Exercise: Retrieve all lines below that have the string "dessa".

Input data:
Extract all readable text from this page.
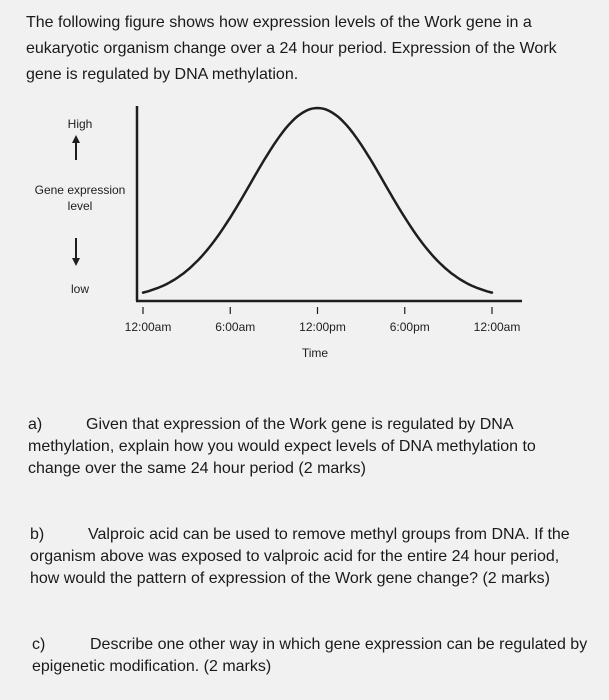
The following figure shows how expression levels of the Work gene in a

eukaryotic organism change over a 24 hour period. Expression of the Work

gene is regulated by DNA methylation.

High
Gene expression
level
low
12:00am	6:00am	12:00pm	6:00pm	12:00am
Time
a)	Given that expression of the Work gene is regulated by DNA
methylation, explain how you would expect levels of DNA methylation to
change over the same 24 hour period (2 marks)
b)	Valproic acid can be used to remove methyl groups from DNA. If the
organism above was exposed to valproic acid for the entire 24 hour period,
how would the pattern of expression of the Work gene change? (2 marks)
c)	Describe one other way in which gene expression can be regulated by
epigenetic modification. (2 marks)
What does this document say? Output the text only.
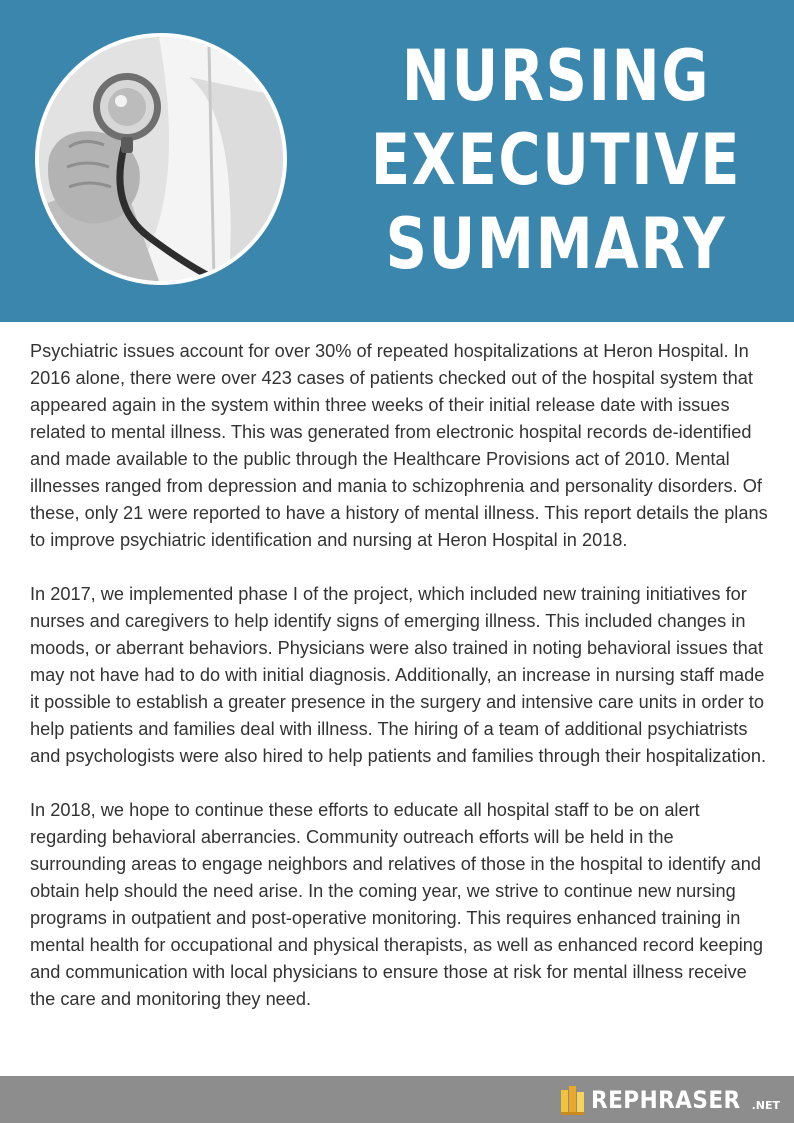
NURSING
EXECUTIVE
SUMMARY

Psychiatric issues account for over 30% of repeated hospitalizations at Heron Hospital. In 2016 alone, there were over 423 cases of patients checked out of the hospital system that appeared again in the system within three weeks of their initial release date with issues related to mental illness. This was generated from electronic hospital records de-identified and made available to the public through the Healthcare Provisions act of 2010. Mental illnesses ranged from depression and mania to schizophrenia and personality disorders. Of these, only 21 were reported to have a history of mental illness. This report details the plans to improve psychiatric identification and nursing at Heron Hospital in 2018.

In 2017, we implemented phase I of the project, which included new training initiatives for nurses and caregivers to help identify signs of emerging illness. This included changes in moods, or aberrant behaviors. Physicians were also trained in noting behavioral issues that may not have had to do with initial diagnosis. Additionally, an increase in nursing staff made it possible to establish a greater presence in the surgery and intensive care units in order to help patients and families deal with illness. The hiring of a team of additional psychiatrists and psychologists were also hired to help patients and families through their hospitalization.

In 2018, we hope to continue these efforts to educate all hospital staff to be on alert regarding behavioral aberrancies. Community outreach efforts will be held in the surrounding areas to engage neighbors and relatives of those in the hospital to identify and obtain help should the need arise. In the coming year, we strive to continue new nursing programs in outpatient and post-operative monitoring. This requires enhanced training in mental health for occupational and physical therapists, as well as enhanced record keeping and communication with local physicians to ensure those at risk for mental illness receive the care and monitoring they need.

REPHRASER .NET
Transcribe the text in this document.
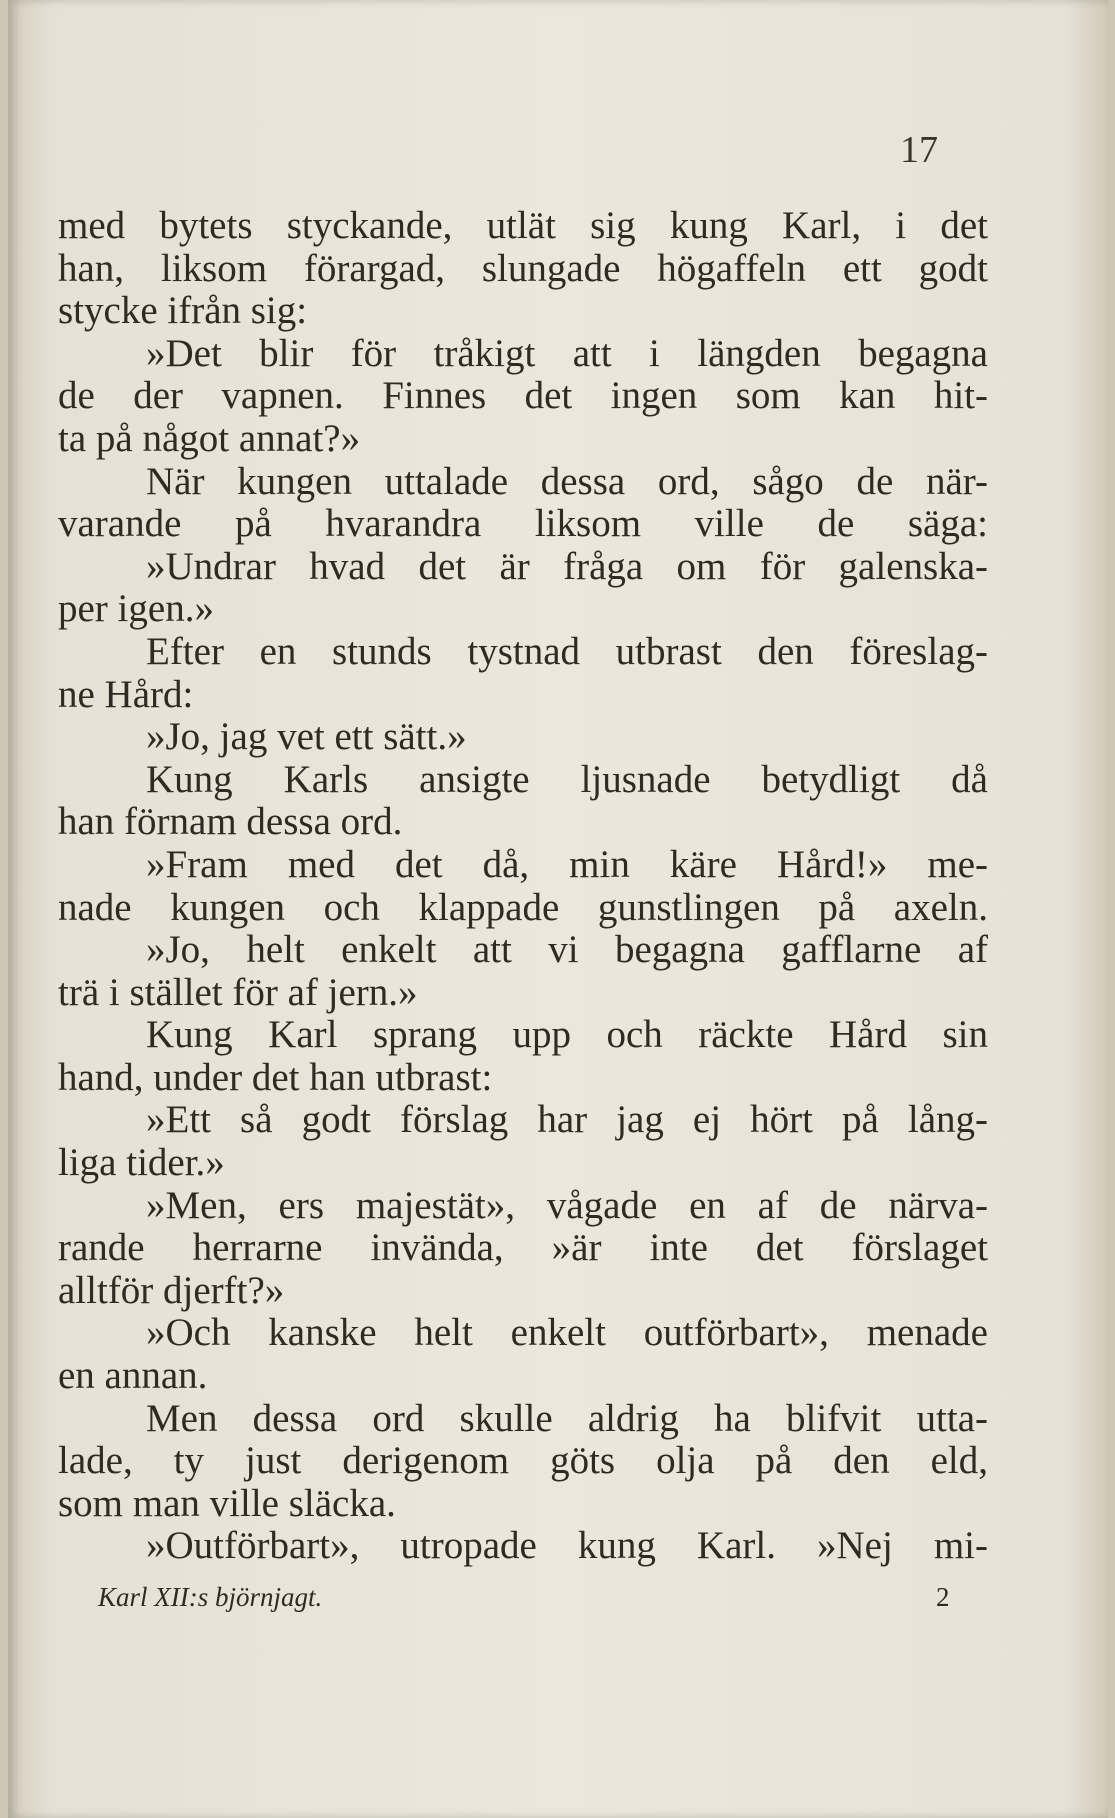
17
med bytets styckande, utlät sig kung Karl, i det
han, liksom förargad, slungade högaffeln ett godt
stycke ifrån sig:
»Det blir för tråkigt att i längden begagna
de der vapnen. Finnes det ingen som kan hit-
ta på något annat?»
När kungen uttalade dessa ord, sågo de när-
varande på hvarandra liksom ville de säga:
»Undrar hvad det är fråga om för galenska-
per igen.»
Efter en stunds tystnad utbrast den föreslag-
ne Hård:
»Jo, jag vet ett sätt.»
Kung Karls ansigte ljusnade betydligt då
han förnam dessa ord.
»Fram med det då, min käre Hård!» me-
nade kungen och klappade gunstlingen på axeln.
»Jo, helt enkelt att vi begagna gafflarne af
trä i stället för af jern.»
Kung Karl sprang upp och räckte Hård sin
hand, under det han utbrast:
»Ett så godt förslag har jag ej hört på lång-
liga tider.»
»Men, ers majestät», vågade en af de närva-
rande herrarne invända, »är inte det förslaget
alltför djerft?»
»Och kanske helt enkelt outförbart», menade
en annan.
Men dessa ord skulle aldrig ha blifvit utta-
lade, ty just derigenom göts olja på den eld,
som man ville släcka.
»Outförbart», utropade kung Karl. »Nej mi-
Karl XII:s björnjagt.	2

Solved problem:
När kungen uttalade dessa ord, sågo de när-
han förnam dessa ord.
Men dessa ord skulle aldrig ha blifvit utta-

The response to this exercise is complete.